- [THE DATA]:
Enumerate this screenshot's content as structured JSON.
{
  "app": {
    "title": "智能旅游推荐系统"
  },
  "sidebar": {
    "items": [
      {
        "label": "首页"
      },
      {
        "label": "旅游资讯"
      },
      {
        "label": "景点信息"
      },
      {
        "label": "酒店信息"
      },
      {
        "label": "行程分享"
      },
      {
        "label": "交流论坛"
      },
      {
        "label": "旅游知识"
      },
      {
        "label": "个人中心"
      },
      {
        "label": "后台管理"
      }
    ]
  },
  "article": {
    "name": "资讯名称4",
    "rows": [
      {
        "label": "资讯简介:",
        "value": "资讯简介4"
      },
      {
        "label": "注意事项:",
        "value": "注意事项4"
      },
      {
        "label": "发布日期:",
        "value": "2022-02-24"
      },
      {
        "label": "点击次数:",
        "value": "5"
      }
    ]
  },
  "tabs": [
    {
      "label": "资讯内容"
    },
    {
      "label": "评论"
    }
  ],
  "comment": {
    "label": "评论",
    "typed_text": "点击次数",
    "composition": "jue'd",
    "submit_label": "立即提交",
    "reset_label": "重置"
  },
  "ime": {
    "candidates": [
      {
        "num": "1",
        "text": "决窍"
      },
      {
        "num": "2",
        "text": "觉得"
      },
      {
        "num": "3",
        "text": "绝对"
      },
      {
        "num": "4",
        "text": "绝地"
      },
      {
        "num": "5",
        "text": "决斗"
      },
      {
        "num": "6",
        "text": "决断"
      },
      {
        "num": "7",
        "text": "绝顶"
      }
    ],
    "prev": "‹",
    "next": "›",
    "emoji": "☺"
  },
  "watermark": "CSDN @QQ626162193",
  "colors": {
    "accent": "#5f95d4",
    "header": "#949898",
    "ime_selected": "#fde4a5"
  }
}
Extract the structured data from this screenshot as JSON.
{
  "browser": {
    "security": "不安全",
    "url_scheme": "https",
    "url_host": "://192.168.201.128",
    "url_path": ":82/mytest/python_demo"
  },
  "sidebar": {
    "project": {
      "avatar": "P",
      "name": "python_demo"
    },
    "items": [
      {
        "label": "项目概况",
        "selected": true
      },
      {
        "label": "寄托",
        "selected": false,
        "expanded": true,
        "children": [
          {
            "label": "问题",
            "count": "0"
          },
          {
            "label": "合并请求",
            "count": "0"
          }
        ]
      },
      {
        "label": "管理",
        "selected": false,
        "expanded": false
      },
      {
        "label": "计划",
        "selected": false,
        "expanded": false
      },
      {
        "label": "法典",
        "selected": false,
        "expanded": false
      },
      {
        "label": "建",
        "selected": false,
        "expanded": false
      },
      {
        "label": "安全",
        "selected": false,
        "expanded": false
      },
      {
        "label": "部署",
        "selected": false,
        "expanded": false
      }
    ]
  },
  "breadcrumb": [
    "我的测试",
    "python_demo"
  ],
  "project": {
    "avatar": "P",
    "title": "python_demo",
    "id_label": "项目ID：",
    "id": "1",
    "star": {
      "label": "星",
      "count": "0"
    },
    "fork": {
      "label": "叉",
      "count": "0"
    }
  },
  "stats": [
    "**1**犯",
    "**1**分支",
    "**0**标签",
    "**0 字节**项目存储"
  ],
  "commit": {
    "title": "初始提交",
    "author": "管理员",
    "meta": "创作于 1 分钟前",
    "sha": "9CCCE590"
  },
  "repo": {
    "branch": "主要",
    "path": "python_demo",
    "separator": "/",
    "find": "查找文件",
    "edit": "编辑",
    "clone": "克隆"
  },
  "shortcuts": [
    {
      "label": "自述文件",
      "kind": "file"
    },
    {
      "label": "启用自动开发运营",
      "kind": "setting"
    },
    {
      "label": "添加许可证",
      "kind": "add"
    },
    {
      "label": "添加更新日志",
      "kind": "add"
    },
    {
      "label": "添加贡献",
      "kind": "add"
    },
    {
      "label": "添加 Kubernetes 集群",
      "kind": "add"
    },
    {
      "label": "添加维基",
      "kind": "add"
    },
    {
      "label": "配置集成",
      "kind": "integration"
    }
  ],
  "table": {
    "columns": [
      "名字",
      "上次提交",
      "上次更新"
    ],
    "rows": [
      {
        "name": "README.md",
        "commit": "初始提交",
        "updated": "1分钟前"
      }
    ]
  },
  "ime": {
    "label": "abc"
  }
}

- [GIVEN EXERCISE]:
Write the material out again word for word.

- [WORKED SOLUTION]:
Enumerate this screenshot's content as structured JSON.
{
  "app": {
    "title": "智能旅游推荐系统"
  },
  "sidebar": {
    "items": [
      {
        "label": "首页"
      },
      {
        "label": "旅游资讯"
      },
      {
        "label": "景点信息"
      },
      {
        "label": "酒店信息"
      },
      {
        "label": "行程分享"
      },
      {
        "label": "交流论坛"
      },
      {
        "label": "旅游知识"
      },
      {
        "label": "个人中心"
      },
      {
        "label": "后台管理"
      }
    ]
  },
  "article": {
    "name": "资讯名称4",
    "rows": [
      {
        "label": "资讯简介:",
        "value": "资讯简介4"
      },
      {
        "label": "注意事项:",
        "value": "注意事项4"
      },
      {
        "label": "发布日期:",
        "value": "2022-02-24"
      },
      {
        "label": "点击次数:",
        "value": "5"
      }
    ]
  },
  "tabs": [
    {
      "label": "资讯内容"
    },
    {
      "label": "评论"
    }
  ],
  "comment": {
    "label": "评论",
    "typed_text": "点击次数",
    "composition": "jue'd",
    "submit_label": "立即提交",
    "reset_label": "重置"
  },
  "ime": {
    "candidates": [
      {
        "num": "1",
        "text": "决窍"
      },
      {
        "num": "2",
        "text": "觉得"
      },
      {
        "num": "3",
        "text": "绝对"
      },
      {
        "num": "4",
        "text": "绝地"
      },
      {
        "num": "5",
        "text": "决斗"
      },
      {
        "num": "6",
        "text": "决断"
      },
      {
        "num": "7",
        "text": "绝顶"
      }
    ],
    "prev": "‹",
    "next": "›",
    "emoji": "☺"
  },
  "watermark": "CSDN @QQ626162193",
  "colors": {
    "accent": "#5f95d4",
    "header": "#949898",
    "ime_selected": "#fde4a5"
  }
}
Extract the structured data from this screenshot as JSON.
{
  "browser": {
    "security": "不安全",
    "url_scheme": "https",
    "url_host": "://192.168.201.128",
    "url_path": ":82/mytest/python_demo"
  },
  "sidebar": {
    "project": {
      "avatar": "P",
      "name": "python_demo"
    },
    "items": [
      {
        "label": "项目概况",
        "selected": true
      },
      {
        "label": "寄托",
        "selected": false,
        "expanded": true,
        "children": [
          {
            "label": "问题",
            "count": "0"
          },
          {
            "label": "合并请求",
            "count": "0"
          }
        ]
      },
      {
        "label": "管理",
        "selected": false,
        "expanded": false
      },
      {
        "label": "计划",
        "selected": false,
        "expanded": false
      },
      {
        "label": "法典",
        "selected": false,
        "expanded": false
      },
      {
        "label": "建",
        "selected": false,
        "expanded": false
      },
      {
        "label": "安全",
        "selected": false,
        "expanded": false
      },
      {
        "label": "部署",
        "selected": false,
        "expanded": false
      }
    ]
  },
  "breadcrumb": [
    "我的测试",
    "python_demo"
  ],
  "project": {
    "avatar": "P",
    "title": "python_demo",
    "id_label": "项目ID：",
    "id": "1",
    "star": {
      "label": "星",
      "count": "0"
    },
    "fork": {
      "label": "叉",
      "count": "0"
    }
  },
  "stats": [
    "**1**犯",
    "**1**分支",
    "**0**标签",
    "**0 字节**项目存储"
  ],
  "commit": {
    "title": "初始提交",
    "author": "管理员",
    "meta": "创作于 1 分钟前",
    "sha": "9CCCE590"
  },
  "repo": {
    "branch": "主要",
    "path": "python_demo",
    "separator": "/",
    "find": "查找文件",
    "edit": "编辑",
    "clone": "克隆"
  },
  "shortcuts": [
    {
      "label": "自述文件",
      "kind": "file"
    },
    {
      "label": "启用自动开发运营",
      "kind": "setting"
    },
    {
      "label": "添加许可证",
      "kind": "add"
    },
    {
      "label": "添加更新日志",
      "kind": "add"
    },
    {
      "label": "添加贡献",
      "kind": "add"
    },
    {
      "label": "添加 Kubernetes 集群",
      "kind": "add"
    },
    {
      "label": "添加维基",
      "kind": "add"
    },
    {
      "label": "配置集成",
      "kind": "integration"
    }
  ],
  "table": {
    "columns": [
      "名字",
      "上次提交",
      "上次更新"
    ],
    "rows": [
      {
        "name": "README.md",
        "commit": "初始提交",
        "updated": "1分钟前"
      }
    ]
  },
  "ime": {
    "label": "abc"
  }
}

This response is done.